課題文 |
________________
ちなみに、成年後見人が家庭裁判所の許可を得ないで本人の居住用不動産の売却を代理で行った場合には、売買契約は無効となります。
(6)成年後見人には親族が選ばれるとは限らない
被成年後見人にとって非常に重責を担う成年後見人ですが、成年後見人には親族が選ばれるとは限りません。
成年後見人を選出する決定権は家庭裁判所にあり、家庭裁判所は本人の事情や財産の規模、家庭環境、親族の意見などを総合的に判断し成年後見人を決定すつ為、場合によっては親族以外の専門職(弁護士や司法書士)が選出されることが少なくないのです。(以下グラフをご参考下さい。)
近年は親族による本人の財産の使い込みなどが頻繁に起こることから、親族を後見人に選ぶ審査基準が以前より厳しくなっているそうです。
また、成年後見人に選出された場合、成年後見人の仕事は本人(被成年後見人)の判断能力が回復するまで続きますので、本人がご高齢の場合にはお亡くなりになるまで続くことが少なくありません。
________________
作業内容 |
A. 成年後見人についての課題文では、家庭裁判所が成年後見人を決める際に総合的に判断する事柄として何が挙げられていますか。すべて答えてください。
B. 成年後見人についての課題文を、最後の文の後から書き継いでください。

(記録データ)
________________
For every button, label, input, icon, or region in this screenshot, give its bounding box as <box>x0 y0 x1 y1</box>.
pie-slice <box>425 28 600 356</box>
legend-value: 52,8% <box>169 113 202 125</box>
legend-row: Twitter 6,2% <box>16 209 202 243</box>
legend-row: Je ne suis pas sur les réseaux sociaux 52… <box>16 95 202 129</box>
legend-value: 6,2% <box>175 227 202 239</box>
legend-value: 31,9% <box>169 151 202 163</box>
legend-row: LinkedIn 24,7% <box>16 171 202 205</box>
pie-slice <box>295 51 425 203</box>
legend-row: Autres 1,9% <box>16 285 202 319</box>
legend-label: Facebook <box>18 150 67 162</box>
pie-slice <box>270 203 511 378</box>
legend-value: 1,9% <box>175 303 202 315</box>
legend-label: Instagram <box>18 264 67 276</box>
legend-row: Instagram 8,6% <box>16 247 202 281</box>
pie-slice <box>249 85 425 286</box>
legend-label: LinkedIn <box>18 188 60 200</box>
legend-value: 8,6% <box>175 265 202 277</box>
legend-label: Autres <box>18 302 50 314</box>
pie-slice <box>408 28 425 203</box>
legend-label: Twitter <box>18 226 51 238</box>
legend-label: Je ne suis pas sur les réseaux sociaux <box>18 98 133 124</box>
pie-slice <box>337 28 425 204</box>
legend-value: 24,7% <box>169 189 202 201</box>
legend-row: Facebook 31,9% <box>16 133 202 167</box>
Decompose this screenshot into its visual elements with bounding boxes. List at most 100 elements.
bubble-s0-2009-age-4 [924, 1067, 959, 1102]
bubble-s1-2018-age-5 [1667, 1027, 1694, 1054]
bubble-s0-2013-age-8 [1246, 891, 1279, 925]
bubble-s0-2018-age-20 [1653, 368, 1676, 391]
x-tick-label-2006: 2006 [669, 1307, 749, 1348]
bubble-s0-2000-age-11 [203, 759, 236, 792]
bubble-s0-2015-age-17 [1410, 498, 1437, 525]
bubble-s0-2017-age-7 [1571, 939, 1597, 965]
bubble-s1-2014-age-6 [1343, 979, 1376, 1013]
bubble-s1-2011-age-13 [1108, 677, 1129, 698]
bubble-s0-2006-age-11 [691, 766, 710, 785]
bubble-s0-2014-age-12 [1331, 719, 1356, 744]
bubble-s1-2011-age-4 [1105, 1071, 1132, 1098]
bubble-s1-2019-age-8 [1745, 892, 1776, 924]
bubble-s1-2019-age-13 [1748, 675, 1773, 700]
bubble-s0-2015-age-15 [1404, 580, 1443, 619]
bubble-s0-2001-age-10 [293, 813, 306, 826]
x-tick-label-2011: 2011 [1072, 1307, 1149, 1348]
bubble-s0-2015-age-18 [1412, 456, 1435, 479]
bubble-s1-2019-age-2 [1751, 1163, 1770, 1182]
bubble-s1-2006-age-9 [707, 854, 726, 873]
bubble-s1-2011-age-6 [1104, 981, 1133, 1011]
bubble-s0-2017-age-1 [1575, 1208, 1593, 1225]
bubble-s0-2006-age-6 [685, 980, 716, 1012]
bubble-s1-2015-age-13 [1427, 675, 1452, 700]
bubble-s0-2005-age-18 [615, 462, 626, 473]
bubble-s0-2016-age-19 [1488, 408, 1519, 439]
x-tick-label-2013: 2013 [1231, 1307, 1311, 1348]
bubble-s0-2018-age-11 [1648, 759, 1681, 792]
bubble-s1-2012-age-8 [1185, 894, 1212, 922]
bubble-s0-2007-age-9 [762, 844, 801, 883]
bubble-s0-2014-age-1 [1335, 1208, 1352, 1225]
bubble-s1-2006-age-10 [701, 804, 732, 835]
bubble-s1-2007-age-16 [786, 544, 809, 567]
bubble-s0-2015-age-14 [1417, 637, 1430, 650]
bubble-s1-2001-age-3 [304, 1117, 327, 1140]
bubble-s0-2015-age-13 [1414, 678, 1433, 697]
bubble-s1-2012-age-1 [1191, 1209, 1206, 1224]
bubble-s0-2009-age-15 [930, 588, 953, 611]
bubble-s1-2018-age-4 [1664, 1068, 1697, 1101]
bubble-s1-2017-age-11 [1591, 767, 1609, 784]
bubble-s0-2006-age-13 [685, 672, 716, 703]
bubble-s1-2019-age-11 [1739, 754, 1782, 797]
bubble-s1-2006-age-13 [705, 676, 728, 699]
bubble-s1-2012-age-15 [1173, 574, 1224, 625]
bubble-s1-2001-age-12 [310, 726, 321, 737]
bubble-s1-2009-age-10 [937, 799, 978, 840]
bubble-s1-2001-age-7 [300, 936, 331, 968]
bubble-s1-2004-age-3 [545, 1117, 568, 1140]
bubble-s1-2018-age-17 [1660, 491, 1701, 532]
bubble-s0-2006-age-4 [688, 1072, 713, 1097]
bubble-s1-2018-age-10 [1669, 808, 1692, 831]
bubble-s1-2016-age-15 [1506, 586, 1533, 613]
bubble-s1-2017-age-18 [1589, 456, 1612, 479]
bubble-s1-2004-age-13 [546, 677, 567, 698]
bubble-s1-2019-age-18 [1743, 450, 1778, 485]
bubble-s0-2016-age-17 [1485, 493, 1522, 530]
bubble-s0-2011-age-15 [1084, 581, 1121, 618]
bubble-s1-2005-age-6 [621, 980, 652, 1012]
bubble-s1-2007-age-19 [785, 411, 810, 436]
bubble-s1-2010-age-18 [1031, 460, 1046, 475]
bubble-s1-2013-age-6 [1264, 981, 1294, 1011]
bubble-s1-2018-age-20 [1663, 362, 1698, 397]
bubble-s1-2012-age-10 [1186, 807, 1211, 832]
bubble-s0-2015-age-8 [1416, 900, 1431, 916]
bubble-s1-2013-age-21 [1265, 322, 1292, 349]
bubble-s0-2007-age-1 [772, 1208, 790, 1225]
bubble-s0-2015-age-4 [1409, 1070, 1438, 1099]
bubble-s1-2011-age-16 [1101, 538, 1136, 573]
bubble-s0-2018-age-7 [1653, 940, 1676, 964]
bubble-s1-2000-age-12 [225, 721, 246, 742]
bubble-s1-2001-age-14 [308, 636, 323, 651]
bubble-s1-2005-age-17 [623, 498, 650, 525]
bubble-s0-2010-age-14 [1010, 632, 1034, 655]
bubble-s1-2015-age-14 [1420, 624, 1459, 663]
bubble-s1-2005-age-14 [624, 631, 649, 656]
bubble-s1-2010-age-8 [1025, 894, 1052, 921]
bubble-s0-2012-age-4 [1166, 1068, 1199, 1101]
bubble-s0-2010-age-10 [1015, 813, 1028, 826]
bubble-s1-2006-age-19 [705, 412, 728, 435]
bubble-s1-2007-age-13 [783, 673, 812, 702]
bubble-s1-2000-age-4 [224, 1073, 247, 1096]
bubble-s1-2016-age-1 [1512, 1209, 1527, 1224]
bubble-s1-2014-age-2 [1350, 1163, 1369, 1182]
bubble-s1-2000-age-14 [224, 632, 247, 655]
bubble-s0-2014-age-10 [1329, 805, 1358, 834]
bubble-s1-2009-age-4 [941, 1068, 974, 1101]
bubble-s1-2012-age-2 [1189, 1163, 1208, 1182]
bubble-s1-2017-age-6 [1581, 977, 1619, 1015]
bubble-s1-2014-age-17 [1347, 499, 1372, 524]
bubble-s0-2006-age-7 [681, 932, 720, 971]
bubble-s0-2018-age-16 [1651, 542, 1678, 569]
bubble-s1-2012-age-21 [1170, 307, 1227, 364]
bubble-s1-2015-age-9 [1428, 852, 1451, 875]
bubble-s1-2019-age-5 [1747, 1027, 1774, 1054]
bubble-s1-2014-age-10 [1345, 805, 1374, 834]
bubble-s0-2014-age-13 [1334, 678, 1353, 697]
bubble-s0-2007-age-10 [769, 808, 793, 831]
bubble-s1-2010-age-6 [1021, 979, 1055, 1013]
________________
解答 |
A. 本人の事情、財産の規模、家庭環境、親族の意見

B.
成年後見人は辞任する場合にも、家庭裁判所の許可が必要となり正当な理由がなければ認められませんから、成年後見人になるには最後まで責任を果たす覚悟が必要です。不動産の売却の為にだけに後見人になることは現実的ではないでしょう。
まとめ
成年後見制度はあくまでも本人をサポートするための制度であり、成年後見人となる人は非常に重責を担うことになります。また、手続きの時間や手間は相当なものです。
いざ、不動産売却が必要となった時に困らないためにも、空き家の処分などの相続対策や資産整理をお考えの場合には早め早めの準備が重要だと思います。ご参考になれば嬉しく思います。